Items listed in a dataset
>> begin

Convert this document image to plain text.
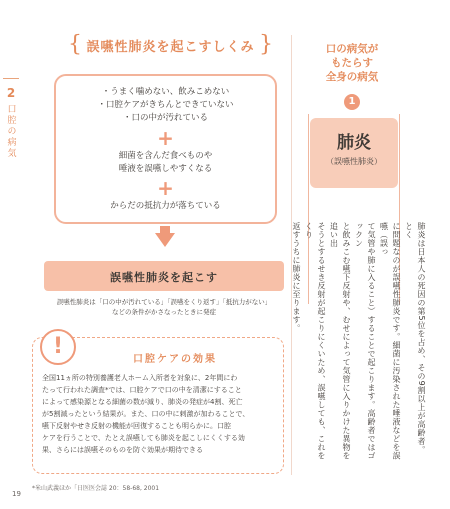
2
口腔の病気
{ 誤嚥性肺炎を起こすしくみ }
・うまく噛めない、飲みこめない
・口腔ケアがきちんとできていない
・口の中が汚れている
+
細菌を含んだ食べものや
唾液を誤嚥しやすくなる
+
からだの抵抗力が落ちている
誤嚥性肺炎を起こす
誤嚥性肺炎は「口の中が汚れている」「誤嚥をくり返す」「抵抗力がない」
などの条件がかさなったときに発症
!
口腔ケアの効果

全国11ヵ所の特別養護老人ホーム入所者を対象に、2年間にわ

たって行われた調査*では、口腔ケアで口の中を清潔にすること

によって感染源となる細菌の数が減り、肺炎の発症が4割、死亡

が5割減ったという結果が。また、口の中に刺激が加わることで、

嚥下反射やせき反射の機能が回復することも明らかに。口腔

ケアを行うことで、たとえ誤嚥しても肺炎を起こしにくくする効

果、さらには誤嚥そのものを防ぐ効果が期待できる

*米山武義ほか「日医医会誌 20：58-68, 2001
19
口の病気が
もたらす
全身の病気
1
肺炎
（誤嚥性肺炎）

肺炎は日本人の死因の第5位を占め、その9割以上が高齢者。とく

に問題なのが誤嚥性肺炎です。細菌に汚染された唾液などを誤嚥（誤っ

て気管や肺に入ること）することで起こります。高齢者ではゴックン

と飲みこむ嚥下反射や、むせによって気管に入りかけた異物を追い出

そうとするせき反射が起こりにくいため、誤嚥しても、これをくり

返すうちに肺炎に至ります。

>> end

What is needed: Exactly how many lines contain "口の中が汚れている"? State the number and nothing else.

Worked answer: 2